[A run of records]
^^^^
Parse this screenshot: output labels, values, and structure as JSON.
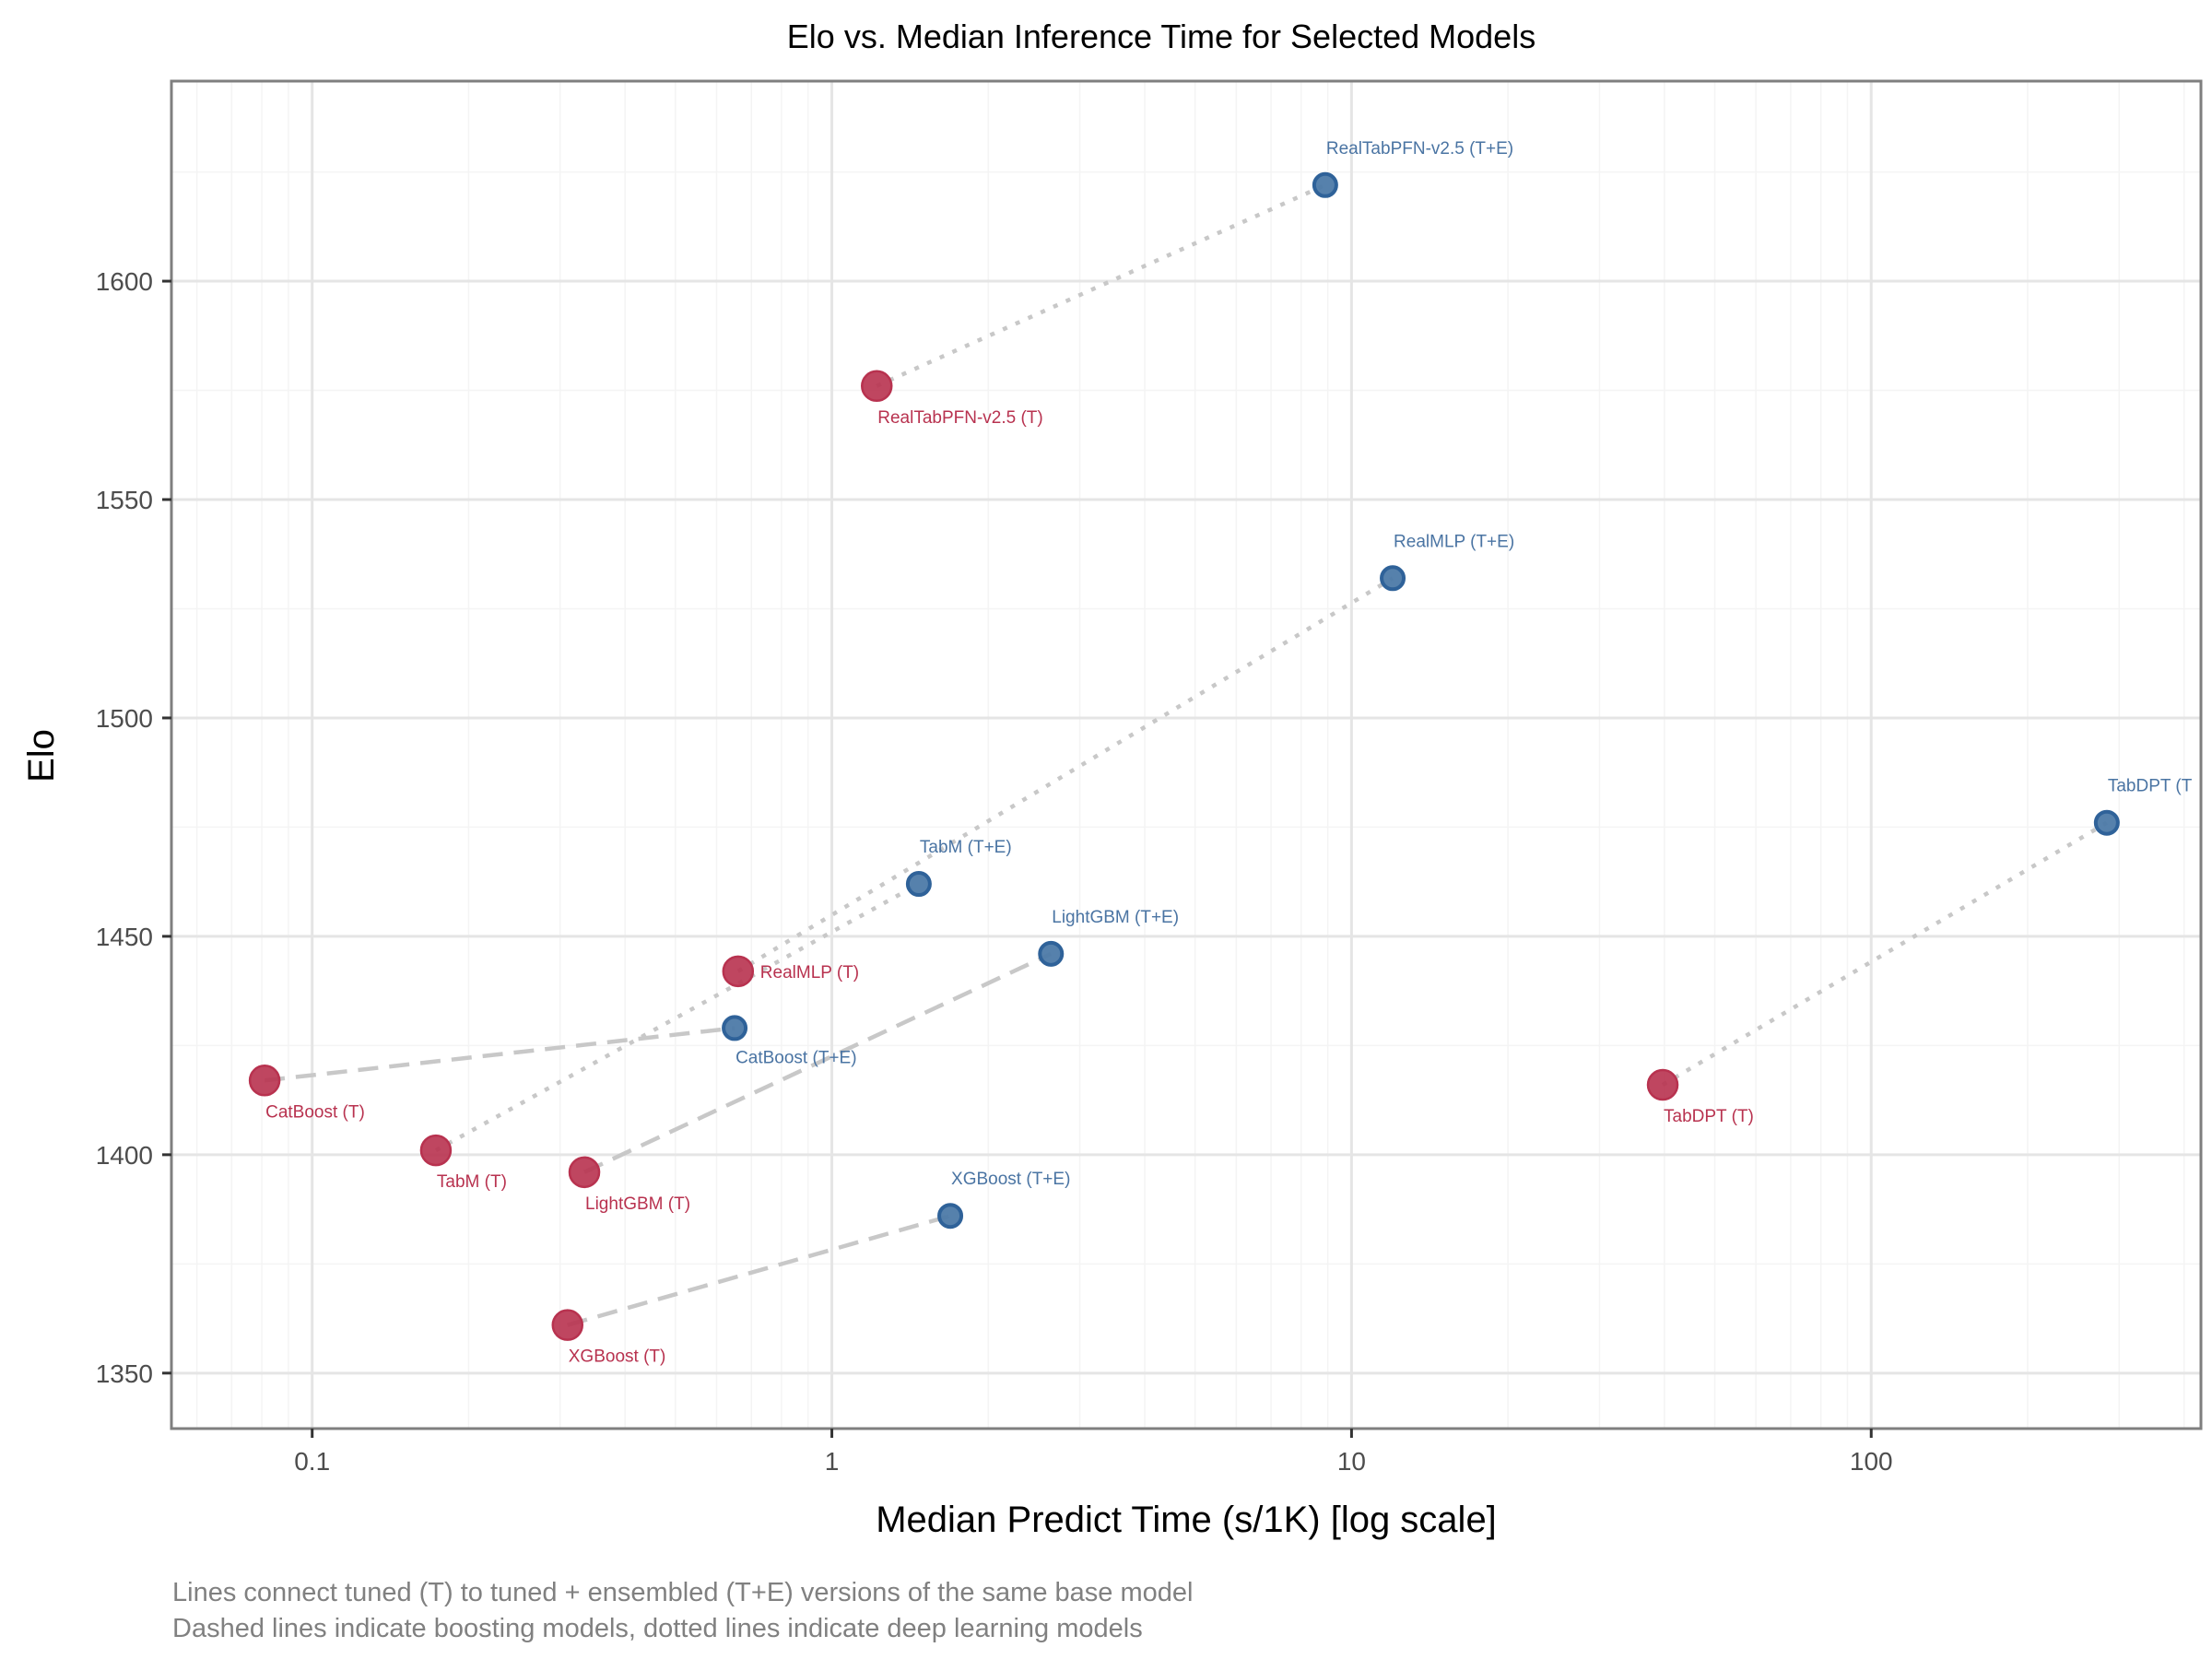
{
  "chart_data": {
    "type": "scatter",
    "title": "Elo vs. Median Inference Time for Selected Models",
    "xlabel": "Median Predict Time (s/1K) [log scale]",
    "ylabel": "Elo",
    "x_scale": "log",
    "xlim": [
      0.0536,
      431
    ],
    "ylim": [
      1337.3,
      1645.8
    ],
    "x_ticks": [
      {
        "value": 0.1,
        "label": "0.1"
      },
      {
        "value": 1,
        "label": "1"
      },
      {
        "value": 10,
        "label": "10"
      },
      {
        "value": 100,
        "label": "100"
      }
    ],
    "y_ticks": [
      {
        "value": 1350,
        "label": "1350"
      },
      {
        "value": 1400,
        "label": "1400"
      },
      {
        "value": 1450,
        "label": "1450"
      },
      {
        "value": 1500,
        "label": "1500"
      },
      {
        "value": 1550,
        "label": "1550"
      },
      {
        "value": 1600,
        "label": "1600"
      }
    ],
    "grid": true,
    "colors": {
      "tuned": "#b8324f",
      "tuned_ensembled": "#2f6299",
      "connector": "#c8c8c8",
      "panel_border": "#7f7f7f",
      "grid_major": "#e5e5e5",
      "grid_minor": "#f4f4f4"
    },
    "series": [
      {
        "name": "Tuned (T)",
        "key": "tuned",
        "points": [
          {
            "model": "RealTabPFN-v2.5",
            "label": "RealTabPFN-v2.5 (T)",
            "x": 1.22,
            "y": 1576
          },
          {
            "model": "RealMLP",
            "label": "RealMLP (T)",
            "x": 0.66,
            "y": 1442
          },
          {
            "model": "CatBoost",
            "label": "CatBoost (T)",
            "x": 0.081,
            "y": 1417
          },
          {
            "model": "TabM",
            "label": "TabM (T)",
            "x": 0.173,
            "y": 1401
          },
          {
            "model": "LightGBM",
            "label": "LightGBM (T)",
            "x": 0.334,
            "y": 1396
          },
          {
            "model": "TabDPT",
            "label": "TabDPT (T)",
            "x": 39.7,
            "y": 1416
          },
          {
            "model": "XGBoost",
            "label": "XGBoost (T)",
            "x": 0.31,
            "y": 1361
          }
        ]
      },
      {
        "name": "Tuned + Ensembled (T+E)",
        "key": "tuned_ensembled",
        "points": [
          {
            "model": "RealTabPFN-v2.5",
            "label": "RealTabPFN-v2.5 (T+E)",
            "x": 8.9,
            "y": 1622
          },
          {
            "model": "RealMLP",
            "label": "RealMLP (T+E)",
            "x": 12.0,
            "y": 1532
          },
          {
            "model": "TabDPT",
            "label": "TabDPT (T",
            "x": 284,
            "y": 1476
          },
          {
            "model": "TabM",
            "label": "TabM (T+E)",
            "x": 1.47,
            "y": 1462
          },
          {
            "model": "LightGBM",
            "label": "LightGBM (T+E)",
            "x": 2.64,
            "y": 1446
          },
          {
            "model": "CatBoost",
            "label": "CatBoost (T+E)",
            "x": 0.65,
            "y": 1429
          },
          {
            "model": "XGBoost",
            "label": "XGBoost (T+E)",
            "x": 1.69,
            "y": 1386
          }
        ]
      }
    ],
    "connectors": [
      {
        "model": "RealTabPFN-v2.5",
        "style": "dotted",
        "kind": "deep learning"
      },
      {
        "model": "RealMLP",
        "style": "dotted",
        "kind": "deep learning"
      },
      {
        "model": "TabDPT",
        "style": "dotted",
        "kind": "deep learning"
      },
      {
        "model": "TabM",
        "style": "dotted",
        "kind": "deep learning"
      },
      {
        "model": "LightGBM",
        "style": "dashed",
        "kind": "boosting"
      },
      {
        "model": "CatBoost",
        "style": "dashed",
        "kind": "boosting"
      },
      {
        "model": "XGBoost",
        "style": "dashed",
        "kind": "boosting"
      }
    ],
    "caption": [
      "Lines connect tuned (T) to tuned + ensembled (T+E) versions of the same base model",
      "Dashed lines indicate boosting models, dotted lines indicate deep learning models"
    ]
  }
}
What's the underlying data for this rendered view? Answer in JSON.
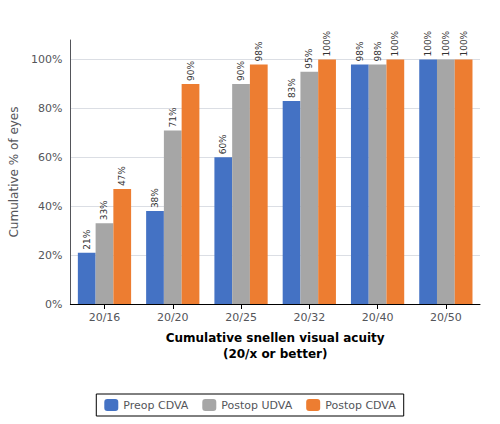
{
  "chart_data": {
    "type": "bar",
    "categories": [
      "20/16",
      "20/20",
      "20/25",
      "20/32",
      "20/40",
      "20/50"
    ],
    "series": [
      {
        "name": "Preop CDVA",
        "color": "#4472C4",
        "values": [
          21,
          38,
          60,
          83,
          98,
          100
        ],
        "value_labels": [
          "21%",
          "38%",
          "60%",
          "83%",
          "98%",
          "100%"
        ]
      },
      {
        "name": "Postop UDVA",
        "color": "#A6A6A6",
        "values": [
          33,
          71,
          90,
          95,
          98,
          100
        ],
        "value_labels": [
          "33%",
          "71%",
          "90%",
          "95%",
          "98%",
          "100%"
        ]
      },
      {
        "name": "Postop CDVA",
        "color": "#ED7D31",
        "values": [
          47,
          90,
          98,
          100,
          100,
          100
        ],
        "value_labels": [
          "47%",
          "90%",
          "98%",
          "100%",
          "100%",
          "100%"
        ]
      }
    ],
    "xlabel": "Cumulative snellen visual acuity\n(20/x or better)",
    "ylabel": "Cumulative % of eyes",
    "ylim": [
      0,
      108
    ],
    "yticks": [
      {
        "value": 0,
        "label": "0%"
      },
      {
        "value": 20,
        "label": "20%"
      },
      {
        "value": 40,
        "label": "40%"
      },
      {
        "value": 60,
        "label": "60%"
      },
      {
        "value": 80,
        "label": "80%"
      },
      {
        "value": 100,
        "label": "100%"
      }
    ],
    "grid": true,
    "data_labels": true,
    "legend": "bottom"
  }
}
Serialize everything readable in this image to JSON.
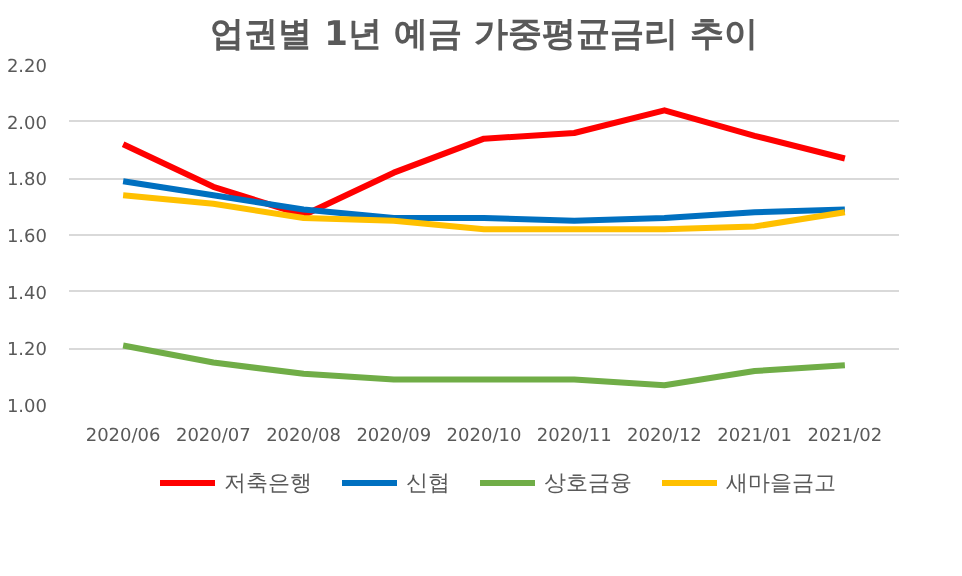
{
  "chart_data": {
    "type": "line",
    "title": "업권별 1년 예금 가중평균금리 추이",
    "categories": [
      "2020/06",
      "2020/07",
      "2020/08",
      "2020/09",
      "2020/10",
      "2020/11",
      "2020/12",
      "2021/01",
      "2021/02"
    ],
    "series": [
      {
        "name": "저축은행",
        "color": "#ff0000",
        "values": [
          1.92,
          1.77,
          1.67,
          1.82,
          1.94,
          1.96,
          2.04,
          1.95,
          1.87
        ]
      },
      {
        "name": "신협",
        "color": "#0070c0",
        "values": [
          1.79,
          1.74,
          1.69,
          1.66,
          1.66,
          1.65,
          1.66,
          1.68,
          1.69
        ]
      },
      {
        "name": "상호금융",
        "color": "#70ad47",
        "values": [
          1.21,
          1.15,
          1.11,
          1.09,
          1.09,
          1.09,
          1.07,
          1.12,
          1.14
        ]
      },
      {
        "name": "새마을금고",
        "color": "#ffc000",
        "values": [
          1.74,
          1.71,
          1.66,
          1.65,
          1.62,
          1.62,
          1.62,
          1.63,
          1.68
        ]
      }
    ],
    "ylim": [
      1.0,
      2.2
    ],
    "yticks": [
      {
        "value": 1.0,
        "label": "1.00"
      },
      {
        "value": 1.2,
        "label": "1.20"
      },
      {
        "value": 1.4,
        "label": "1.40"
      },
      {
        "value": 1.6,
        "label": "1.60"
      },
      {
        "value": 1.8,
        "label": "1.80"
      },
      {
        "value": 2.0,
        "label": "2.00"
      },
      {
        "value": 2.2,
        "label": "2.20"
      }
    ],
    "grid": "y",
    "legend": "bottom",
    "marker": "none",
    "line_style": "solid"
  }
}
^^^^
Work required
Find every line that holds "ylabel" and copy it.

Full response
    "ylabel": "Elo",
    "ylabel": "Cumulative % of eyes",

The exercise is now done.